Task to complete - From the listing that follows, extract every line and set it down unaltered.

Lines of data
+---+

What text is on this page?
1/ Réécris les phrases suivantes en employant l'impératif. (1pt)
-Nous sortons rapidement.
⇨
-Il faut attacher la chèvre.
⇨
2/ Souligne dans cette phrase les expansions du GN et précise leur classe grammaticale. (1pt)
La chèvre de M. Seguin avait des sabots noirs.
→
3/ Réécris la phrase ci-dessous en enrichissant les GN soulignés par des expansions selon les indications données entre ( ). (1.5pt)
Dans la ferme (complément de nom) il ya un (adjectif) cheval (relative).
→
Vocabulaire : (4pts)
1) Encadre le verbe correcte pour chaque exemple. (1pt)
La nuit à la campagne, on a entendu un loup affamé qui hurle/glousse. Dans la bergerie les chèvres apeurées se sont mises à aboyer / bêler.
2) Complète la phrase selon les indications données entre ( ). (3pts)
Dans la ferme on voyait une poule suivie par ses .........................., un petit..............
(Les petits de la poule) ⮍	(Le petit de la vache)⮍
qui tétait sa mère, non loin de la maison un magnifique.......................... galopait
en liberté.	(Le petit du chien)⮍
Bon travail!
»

+---+

The solution -
What text is on this page?
1/ Réécris les phrases suivantes en employant l'impératif. (1pt)
-Nous sortons rapidement.
⇨
-Il faut attacher la chèvre.
⇨
2/ Souligne dans cette phrase les expansions du GN et précise leur classe grammaticale. (1pt)
La chèvre de M. Seguin avait des sabots noirs.
→
3/ Réécris la phrase ci-dessous en enrichissant les GN soulignés par des expansions selon les indications données entre ( ). (1.5pt)
Dans la ferme (complément de nom) il ya un (adjectif) cheval (relative).
→
Vocabulaire : (4pts)
1) Encadre le verbe correcte pour chaque exemple. (1pt)
La nuit à la campagne, on a entendu un loup affamé qui hurle/glousse. Dans la bergerie les chèvres apeurées se sont mises à aboyer / bêler.
2) Complète la phrase selon les indications données entre ( ). (3pts)
Dans la ferme on voyait une poule suivie par ses .........................., un petit..............
(Les petits de la poule) ⮍	(Le petit de la vache)⮍
qui tétait sa mère, non loin de la maison un magnifique.......................... galopait
en liberté.	(Le petit du chien)⮍
Bon travail!
»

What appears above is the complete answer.